PROBLEM -> Wherever a line holds the word "Slice", copy that line out.

EXERCISE DATA ->

==============================

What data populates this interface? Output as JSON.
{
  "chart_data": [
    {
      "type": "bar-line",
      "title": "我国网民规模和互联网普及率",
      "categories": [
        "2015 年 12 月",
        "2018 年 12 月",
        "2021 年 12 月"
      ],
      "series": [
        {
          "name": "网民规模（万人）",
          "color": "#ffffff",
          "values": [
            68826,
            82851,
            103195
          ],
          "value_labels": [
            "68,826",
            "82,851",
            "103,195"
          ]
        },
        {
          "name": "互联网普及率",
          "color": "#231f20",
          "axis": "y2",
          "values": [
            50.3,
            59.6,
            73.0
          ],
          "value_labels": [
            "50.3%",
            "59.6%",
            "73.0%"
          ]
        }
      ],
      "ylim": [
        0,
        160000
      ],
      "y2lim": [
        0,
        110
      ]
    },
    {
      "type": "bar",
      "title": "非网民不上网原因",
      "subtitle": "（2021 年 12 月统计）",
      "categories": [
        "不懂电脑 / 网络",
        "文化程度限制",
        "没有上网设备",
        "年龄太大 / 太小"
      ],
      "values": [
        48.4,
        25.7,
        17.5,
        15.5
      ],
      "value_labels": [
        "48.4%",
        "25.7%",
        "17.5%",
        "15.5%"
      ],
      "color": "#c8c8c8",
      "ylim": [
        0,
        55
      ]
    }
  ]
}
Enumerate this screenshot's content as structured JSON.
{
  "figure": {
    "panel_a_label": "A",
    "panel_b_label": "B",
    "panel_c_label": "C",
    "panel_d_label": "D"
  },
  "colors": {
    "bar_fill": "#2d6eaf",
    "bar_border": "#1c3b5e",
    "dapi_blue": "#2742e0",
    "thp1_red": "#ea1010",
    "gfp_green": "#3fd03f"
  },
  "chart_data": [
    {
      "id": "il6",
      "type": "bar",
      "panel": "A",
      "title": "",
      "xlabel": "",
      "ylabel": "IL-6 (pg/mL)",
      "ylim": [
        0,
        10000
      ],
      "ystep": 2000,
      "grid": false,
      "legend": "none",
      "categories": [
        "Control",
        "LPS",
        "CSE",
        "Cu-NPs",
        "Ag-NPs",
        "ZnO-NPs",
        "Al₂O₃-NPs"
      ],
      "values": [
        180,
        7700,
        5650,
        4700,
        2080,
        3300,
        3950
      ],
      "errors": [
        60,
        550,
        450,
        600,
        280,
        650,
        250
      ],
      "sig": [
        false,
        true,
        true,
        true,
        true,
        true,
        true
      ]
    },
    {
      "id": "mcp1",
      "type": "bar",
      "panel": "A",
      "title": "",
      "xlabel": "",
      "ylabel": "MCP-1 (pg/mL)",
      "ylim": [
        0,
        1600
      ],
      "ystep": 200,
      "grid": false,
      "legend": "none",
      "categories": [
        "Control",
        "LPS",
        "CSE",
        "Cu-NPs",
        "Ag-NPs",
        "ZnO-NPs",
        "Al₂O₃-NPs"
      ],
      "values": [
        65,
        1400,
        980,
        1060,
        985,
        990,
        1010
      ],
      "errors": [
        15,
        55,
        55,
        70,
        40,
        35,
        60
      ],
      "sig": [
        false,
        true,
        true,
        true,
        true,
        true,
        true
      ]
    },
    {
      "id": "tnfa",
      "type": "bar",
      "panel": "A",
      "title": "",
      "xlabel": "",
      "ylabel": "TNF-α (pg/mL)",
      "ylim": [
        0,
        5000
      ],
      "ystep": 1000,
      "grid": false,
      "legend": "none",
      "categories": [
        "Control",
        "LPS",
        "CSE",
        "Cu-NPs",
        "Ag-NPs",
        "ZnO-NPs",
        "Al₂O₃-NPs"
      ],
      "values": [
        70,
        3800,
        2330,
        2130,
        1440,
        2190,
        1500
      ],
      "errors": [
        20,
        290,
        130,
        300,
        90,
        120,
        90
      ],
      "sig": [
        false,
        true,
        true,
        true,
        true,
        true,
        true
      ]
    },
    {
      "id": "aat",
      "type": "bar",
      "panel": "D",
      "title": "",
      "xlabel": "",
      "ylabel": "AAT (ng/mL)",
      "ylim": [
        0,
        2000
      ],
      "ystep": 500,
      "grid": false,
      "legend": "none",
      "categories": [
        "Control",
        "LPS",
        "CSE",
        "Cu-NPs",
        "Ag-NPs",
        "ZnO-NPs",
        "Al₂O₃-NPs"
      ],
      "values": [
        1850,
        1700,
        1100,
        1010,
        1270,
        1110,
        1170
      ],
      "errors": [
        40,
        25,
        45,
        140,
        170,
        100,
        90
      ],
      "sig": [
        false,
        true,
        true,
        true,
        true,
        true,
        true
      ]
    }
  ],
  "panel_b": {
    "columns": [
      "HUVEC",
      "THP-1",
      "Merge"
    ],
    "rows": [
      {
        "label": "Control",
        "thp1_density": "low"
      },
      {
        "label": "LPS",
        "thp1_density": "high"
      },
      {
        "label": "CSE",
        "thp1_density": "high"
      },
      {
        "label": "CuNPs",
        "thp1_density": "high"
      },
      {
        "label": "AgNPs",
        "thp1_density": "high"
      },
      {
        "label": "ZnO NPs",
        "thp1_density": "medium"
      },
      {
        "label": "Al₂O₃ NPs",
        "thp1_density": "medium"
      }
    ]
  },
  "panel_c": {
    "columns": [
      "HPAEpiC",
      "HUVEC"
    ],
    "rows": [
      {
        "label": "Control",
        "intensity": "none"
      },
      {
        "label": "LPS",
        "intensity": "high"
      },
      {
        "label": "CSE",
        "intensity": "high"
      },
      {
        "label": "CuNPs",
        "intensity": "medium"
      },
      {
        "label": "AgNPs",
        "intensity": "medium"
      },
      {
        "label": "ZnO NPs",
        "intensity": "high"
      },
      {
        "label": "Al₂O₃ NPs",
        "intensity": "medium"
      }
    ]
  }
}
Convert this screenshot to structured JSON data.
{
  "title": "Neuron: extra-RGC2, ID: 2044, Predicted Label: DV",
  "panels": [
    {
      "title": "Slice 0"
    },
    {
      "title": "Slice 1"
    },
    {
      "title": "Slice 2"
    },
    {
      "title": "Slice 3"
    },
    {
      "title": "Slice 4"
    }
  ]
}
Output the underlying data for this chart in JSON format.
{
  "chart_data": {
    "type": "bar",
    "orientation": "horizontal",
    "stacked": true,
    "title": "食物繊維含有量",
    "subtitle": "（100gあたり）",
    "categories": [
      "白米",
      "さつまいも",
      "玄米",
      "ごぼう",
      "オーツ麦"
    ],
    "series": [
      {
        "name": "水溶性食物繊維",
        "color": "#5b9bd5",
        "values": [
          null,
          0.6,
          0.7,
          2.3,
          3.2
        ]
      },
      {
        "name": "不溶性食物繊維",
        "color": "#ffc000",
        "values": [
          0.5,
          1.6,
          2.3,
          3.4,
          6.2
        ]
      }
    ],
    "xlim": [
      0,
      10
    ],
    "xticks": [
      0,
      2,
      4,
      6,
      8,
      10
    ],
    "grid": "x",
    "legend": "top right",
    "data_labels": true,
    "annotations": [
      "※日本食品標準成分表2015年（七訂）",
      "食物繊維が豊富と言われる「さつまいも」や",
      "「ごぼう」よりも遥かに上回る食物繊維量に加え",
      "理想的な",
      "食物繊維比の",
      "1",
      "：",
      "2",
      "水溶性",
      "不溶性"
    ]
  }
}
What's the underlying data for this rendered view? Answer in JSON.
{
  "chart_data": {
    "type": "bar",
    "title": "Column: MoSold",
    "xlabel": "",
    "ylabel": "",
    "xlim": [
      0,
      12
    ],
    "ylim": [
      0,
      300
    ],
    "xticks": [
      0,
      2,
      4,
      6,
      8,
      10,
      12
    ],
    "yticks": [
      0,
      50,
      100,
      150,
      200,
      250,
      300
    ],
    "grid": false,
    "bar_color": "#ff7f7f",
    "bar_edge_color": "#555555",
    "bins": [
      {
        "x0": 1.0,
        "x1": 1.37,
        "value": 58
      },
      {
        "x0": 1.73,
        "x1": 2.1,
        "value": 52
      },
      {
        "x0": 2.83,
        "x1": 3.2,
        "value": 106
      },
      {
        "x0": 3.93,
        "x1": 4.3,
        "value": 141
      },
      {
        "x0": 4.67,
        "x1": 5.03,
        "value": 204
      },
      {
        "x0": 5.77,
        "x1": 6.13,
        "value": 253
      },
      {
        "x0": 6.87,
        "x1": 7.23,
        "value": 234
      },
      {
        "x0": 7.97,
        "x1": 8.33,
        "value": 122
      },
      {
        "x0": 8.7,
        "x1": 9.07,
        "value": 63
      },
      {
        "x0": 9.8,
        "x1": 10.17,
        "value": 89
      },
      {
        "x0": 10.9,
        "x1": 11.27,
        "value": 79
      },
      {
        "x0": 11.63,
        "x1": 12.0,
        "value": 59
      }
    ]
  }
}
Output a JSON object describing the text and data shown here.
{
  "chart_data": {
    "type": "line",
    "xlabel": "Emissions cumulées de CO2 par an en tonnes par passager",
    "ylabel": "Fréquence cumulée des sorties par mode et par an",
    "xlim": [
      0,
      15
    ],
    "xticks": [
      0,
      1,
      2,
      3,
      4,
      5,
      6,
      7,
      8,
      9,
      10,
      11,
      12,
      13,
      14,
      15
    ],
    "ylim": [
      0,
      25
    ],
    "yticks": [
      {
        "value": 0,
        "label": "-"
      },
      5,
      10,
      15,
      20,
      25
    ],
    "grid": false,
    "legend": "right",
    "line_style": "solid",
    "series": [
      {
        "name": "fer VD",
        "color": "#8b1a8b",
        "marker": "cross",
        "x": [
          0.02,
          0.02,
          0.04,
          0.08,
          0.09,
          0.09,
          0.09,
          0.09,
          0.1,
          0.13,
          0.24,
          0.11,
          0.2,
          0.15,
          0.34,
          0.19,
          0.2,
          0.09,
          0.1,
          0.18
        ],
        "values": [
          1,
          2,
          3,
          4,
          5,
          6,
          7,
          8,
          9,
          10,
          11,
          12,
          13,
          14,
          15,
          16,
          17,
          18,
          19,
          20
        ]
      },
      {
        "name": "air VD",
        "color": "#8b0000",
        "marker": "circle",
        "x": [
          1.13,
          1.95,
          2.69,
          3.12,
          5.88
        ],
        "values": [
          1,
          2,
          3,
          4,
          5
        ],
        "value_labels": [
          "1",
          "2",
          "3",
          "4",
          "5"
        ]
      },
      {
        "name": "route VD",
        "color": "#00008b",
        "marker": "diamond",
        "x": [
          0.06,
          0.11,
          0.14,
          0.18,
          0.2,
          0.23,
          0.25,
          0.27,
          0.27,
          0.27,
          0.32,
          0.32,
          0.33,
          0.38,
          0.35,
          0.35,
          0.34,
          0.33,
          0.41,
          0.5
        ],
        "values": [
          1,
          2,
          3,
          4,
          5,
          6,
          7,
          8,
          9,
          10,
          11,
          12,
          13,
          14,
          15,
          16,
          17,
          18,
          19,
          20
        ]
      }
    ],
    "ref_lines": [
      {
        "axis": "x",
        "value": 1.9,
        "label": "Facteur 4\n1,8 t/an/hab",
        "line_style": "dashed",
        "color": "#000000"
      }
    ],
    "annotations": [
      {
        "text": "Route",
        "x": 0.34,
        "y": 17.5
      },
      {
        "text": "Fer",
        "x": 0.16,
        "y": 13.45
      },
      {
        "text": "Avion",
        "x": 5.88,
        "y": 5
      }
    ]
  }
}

==============================

RESULT OF THE TASK ->
      "title": "Slice 0"
      "title": "Slice 1"
      "title": "Slice 2"
      "title": "Slice 3"
      "title": "Slice 4"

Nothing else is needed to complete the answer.